REQUIREMENT » In the records below, substitute "clickable" for every occurrence of "interactable" and reproduce all lines otherwise unchanged, omitting the pictures.

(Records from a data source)
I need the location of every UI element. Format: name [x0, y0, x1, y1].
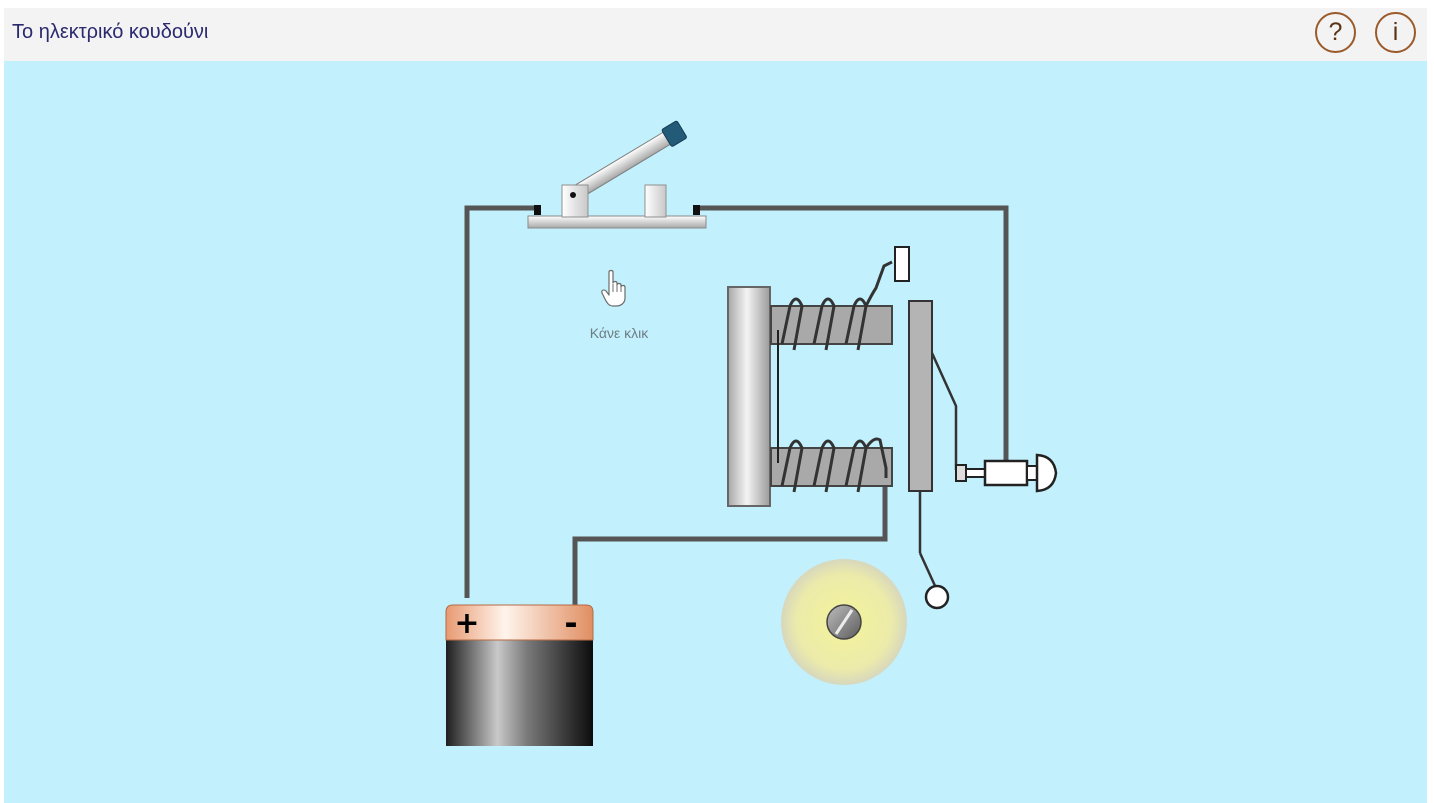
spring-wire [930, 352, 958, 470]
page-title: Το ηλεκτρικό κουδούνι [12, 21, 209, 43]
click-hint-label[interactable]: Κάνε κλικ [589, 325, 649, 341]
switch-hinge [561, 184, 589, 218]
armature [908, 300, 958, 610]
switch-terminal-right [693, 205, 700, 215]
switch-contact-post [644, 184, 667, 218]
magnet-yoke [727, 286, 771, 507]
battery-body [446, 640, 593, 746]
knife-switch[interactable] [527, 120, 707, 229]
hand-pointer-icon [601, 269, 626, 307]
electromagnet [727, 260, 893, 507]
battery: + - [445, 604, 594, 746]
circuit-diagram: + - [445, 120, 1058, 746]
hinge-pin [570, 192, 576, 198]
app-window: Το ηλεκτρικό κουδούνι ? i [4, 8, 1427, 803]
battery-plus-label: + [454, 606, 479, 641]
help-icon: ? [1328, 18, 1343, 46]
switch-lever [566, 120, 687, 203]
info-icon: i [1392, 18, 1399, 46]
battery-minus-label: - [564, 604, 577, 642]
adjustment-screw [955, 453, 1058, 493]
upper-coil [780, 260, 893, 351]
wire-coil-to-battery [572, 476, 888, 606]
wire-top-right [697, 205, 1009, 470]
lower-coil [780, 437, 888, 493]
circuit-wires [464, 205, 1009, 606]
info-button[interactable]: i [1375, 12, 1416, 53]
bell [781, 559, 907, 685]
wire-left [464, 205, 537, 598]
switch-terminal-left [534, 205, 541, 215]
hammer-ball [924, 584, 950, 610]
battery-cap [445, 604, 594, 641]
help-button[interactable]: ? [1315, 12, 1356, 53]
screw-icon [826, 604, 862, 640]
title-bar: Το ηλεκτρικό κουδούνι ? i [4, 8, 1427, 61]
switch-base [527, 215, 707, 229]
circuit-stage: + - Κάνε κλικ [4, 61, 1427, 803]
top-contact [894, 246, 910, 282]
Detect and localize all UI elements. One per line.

ANSWER IN FULL »
I need the location of every UI element. Format: name [x0, y0, x1, y1].
spring-wire [930, 352, 958, 470]
page-title: Το ηλεκτρικό κουδούνι [12, 21, 209, 43]
click-hint-label[clickable]: Κάνε κλικ [589, 325, 649, 341]
switch-hinge [561, 184, 589, 218]
armature [908, 300, 958, 610]
switch-terminal-right [693, 205, 700, 215]
switch-contact-post [644, 184, 667, 218]
magnet-yoke [727, 286, 771, 507]
battery-body [446, 640, 593, 746]
knife-switch[clickable] [527, 120, 707, 229]
hand-pointer-icon [601, 269, 626, 307]
electromagnet [727, 260, 893, 507]
battery: + - [445, 604, 594, 746]
circuit-diagram: + - [445, 120, 1058, 746]
hinge-pin [570, 192, 576, 198]
app-window: Το ηλεκτρικό κουδούνι ? i [4, 8, 1427, 803]
battery-plus-label: + [454, 606, 479, 641]
help-icon: ? [1328, 18, 1343, 46]
switch-lever [566, 120, 687, 203]
info-icon: i [1392, 18, 1399, 46]
battery-minus-label: - [564, 604, 577, 642]
adjustment-screw [955, 453, 1058, 493]
upper-coil [780, 260, 893, 351]
wire-coil-to-battery [572, 476, 888, 606]
wire-top-right [697, 205, 1009, 470]
lower-coil [780, 437, 888, 493]
circuit-wires [464, 205, 1009, 606]
info-button[clickable]: i [1375, 12, 1416, 53]
bell [781, 559, 907, 685]
wire-left [464, 205, 537, 598]
switch-terminal-left [534, 205, 541, 215]
hammer-ball [924, 584, 950, 610]
battery-cap [445, 604, 594, 641]
help-button[clickable]: ? [1315, 12, 1356, 53]
screw-icon [826, 604, 862, 640]
title-bar: Το ηλεκτρικό κουδούνι ? i [4, 8, 1427, 61]
switch-base [527, 215, 707, 229]
circuit-stage: + - Κάνε κλικ [4, 61, 1427, 803]
top-contact [894, 246, 910, 282]
Detect and localize all UI elements. One per line.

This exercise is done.